Job: Return all of the data exactly as given.

Information provided:
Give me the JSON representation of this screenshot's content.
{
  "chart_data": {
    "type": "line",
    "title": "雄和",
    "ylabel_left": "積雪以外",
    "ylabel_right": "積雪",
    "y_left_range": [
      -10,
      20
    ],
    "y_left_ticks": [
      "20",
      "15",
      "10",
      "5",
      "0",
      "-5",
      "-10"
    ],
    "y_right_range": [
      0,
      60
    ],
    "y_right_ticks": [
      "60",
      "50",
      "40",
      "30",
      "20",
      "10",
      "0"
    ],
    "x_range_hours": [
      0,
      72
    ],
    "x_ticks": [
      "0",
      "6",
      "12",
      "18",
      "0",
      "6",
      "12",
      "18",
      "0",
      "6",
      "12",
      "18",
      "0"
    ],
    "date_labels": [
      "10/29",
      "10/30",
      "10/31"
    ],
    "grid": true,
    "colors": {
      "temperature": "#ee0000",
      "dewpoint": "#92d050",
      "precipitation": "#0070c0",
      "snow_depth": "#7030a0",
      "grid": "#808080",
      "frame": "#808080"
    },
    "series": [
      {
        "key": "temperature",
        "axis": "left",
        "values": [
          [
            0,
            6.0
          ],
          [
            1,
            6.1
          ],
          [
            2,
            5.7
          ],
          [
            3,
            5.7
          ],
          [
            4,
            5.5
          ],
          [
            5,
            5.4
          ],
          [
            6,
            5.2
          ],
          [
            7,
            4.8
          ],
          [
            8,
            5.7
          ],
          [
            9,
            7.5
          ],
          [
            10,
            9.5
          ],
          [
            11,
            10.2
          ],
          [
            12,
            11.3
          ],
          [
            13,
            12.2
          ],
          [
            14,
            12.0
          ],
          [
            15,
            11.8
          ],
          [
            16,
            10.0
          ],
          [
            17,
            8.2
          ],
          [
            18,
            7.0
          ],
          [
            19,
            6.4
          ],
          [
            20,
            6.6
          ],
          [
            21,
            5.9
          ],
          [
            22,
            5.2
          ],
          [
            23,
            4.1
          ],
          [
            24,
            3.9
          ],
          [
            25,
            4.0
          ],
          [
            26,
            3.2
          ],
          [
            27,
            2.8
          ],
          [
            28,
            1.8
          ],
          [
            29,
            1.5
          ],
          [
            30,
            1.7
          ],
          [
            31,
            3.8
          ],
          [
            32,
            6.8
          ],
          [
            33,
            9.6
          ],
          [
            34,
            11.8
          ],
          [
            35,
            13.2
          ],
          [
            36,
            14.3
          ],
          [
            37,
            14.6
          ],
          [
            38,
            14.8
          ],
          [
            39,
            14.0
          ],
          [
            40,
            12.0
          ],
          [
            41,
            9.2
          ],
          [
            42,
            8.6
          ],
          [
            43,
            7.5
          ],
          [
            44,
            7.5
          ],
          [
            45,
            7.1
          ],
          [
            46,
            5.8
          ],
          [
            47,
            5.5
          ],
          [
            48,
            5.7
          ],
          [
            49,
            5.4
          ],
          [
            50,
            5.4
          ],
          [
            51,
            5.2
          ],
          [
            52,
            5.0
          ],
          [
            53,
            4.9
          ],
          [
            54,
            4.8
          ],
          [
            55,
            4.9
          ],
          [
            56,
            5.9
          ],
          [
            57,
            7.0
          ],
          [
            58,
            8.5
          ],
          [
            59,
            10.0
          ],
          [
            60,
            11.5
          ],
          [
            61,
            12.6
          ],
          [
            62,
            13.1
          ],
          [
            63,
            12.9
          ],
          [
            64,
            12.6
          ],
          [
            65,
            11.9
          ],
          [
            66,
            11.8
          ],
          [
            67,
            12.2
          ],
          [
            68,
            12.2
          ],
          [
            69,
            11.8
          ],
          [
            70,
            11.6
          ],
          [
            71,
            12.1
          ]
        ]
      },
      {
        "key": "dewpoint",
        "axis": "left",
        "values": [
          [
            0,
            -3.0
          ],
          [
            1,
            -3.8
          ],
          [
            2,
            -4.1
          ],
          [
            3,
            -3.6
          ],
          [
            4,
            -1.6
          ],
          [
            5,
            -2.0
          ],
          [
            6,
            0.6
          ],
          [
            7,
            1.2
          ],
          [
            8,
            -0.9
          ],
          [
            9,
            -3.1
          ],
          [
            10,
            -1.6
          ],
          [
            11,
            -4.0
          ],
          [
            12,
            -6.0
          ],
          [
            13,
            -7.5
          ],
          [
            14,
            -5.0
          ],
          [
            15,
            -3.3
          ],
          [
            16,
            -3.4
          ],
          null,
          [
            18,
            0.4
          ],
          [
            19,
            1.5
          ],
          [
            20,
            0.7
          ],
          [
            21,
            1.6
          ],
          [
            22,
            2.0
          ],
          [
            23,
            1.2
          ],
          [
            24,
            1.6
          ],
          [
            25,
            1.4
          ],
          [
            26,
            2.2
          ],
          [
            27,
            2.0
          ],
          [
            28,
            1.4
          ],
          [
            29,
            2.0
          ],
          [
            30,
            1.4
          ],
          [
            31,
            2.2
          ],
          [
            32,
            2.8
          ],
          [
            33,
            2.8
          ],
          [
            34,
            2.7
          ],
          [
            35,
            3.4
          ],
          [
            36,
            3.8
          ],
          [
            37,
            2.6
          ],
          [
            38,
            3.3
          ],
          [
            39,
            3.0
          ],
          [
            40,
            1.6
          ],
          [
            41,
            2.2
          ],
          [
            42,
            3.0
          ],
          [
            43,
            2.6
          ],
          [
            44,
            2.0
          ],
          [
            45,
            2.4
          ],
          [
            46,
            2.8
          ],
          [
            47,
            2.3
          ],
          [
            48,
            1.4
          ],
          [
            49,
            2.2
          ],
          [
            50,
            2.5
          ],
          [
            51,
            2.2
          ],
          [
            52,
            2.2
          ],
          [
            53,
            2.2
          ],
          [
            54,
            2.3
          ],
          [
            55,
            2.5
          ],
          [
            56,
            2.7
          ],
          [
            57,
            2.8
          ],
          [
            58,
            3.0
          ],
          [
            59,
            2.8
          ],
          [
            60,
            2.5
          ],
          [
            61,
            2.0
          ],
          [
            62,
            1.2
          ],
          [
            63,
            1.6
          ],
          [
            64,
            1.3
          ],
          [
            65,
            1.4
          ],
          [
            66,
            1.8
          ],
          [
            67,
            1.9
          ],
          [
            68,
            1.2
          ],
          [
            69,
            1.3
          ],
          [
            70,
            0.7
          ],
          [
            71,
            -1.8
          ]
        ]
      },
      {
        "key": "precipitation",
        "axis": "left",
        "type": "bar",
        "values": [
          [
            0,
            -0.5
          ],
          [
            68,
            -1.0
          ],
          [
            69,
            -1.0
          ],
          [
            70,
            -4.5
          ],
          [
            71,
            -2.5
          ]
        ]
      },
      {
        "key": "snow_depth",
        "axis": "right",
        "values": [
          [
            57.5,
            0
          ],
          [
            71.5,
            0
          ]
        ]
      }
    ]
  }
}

Expected answer:
Give me the JSON representation of this screenshot's content.
{
  "chart_data": {
    "type": "line",
    "title": "雄和",
    "ylabel_left": "積雪以外",
    "ylabel_right": "積雪",
    "y_left_range": [
      -10,
      20
    ],
    "y_left_ticks": [
      "20",
      "15",
      "10",
      "5",
      "0",
      "-5",
      "-10"
    ],
    "y_right_range": [
      0,
      60
    ],
    "y_right_ticks": [
      "60",
      "50",
      "40",
      "30",
      "20",
      "10",
      "0"
    ],
    "x_range_hours": [
      0,
      72
    ],
    "x_ticks": [
      "0",
      "6",
      "12",
      "18",
      "0",
      "6",
      "12",
      "18",
      "0",
      "6",
      "12",
      "18",
      "0"
    ],
    "date_labels": [
      "10/29",
      "10/30",
      "10/31"
    ],
    "grid": true,
    "colors": {
      "temperature": "#ee0000",
      "dewpoint": "#92d050",
      "precipitation": "#0070c0",
      "snow_depth": "#7030a0",
      "grid": "#808080",
      "frame": "#808080"
    },
    "series": [
      {
        "key": "temperature",
        "axis": "left",
        "values": [
          [
            0,
            6.0
          ],
          [
            1,
            6.1
          ],
          [
            2,
            5.7
          ],
          [
            3,
            5.7
          ],
          [
            4,
            5.5
          ],
          [
            5,
            5.4
          ],
          [
            6,
            5.2
          ],
          [
            7,
            4.8
          ],
          [
            8,
            5.7
          ],
          [
            9,
            7.5
          ],
          [
            10,
            9.5
          ],
          [
            11,
            10.2
          ],
          [
            12,
            11.3
          ],
          [
            13,
            12.2
          ],
          [
            14,
            12.0
          ],
          [
            15,
            11.8
          ],
          [
            16,
            10.0
          ],
          [
            17,
            8.2
          ],
          [
            18,
            7.0
          ],
          [
            19,
            6.4
          ],
          [
            20,
            6.6
          ],
          [
            21,
            5.9
          ],
          [
            22,
            5.2
          ],
          [
            23,
            4.1
          ],
          [
            24,
            3.9
          ],
          [
            25,
            4.0
          ],
          [
            26,
            3.2
          ],
          [
            27,
            2.8
          ],
          [
            28,
            1.8
          ],
          [
            29,
            1.5
          ],
          [
            30,
            1.7
          ],
          [
            31,
            3.8
          ],
          [
            32,
            6.8
          ],
          [
            33,
            9.6
          ],
          [
            34,
            11.8
          ],
          [
            35,
            13.2
          ],
          [
            36,
            14.3
          ],
          [
            37,
            14.6
          ],
          [
            38,
            14.8
          ],
          [
            39,
            14.0
          ],
          [
            40,
            12.0
          ],
          [
            41,
            9.2
          ],
          [
            42,
            8.6
          ],
          [
            43,
            7.5
          ],
          [
            44,
            7.5
          ],
          [
            45,
            7.1
          ],
          [
            46,
            5.8
          ],
          [
            47,
            5.5
          ],
          [
            48,
            5.7
          ],
          [
            49,
            5.4
          ],
          [
            50,
            5.4
          ],
          [
            51,
            5.2
          ],
          [
            52,
            5.0
          ],
          [
            53,
            4.9
          ],
          [
            54,
            4.8
          ],
          [
            55,
            4.9
          ],
          [
            56,
            5.9
          ],
          [
            57,
            7.0
          ],
          [
            58,
            8.5
          ],
          [
            59,
            10.0
          ],
          [
            60,
            11.5
          ],
          [
            61,
            12.6
          ],
          [
            62,
            13.1
          ],
          [
            63,
            12.9
          ],
          [
            64,
            12.6
          ],
          [
            65,
            11.9
          ],
          [
            66,
            11.8
          ],
          [
            67,
            12.2
          ],
          [
            68,
            12.2
          ],
          [
            69,
            11.8
          ],
          [
            70,
            11.6
          ],
          [
            71,
            12.1
          ]
        ]
      },
      {
        "key": "dewpoint",
        "axis": "left",
        "values": [
          [
            0,
            -3.0
          ],
          [
            1,
            -3.8
          ],
          [
            2,
            -4.1
          ],
          [
            3,
            -3.6
          ],
          [
            4,
            -1.6
          ],
          [
            5,
            -2.0
          ],
          [
            6,
            0.6
          ],
          [
            7,
            1.2
          ],
          [
            8,
            -0.9
          ],
          [
            9,
            -3.1
          ],
          [
            10,
            -1.6
          ],
          [
            11,
            -4.0
          ],
          [
            12,
            -6.0
          ],
          [
            13,
            -7.5
          ],
          [
            14,
            -5.0
          ],
          [
            15,
            -3.3
          ],
          [
            16,
            -3.4
          ],
          null,
          [
            18,
            0.4
          ],
          [
            19,
            1.5
          ],
          [
            20,
            0.7
          ],
          [
            21,
            1.6
          ],
          [
            22,
            2.0
          ],
          [
            23,
            1.2
          ],
          [
            24,
            1.6
          ],
          [
            25,
            1.4
          ],
          [
            26,
            2.2
          ],
          [
            27,
            2.0
          ],
          [
            28,
            1.4
          ],
          [
            29,
            2.0
          ],
          [
            30,
            1.4
          ],
          [
            31,
            2.2
          ],
          [
            32,
            2.8
          ],
          [
            33,
            2.8
          ],
          [
            34,
            2.7
          ],
          [
            35,
            3.4
          ],
          [
            36,
            3.8
          ],
          [
            37,
            2.6
          ],
          [
            38,
            3.3
          ],
          [
            39,
            3.0
          ],
          [
            40,
            1.6
          ],
          [
            41,
            2.2
          ],
          [
            42,
            3.0
          ],
          [
            43,
            2.6
          ],
          [
            44,
            2.0
          ],
          [
            45,
            2.4
          ],
          [
            46,
            2.8
          ],
          [
            47,
            2.3
          ],
          [
            48,
            1.4
          ],
          [
            49,
            2.2
          ],
          [
            50,
            2.5
          ],
          [
            51,
            2.2
          ],
          [
            52,
            2.2
          ],
          [
            53,
            2.2
          ],
          [
            54,
            2.3
          ],
          [
            55,
            2.5
          ],
          [
            56,
            2.7
          ],
          [
            57,
            2.8
          ],
          [
            58,
            3.0
          ],
          [
            59,
            2.8
          ],
          [
            60,
            2.5
          ],
          [
            61,
            2.0
          ],
          [
            62,
            1.2
          ],
          [
            63,
            1.6
          ],
          [
            64,
            1.3
          ],
          [
            65,
            1.4
          ],
          [
            66,
            1.8
          ],
          [
            67,
            1.9
          ],
          [
            68,
            1.2
          ],
          [
            69,
            1.3
          ],
          [
            70,
            0.7
          ],
          [
            71,
            -1.8
          ]
        ]
      },
      {
        "key": "precipitation",
        "axis": "left",
        "type": "bar",
        "values": [
          [
            0,
            -0.5
          ],
          [
            68,
            -1.0
          ],
          [
            69,
            -1.0
          ],
          [
            70,
            -4.5
          ],
          [
            71,
            -2.5
          ]
        ]
      },
      {
        "key": "snow_depth",
        "axis": "right",
        "values": [
          [
            57.5,
            0
          ],
          [
            71.5,
            0
          ]
        ]
      }
    ]
  }
}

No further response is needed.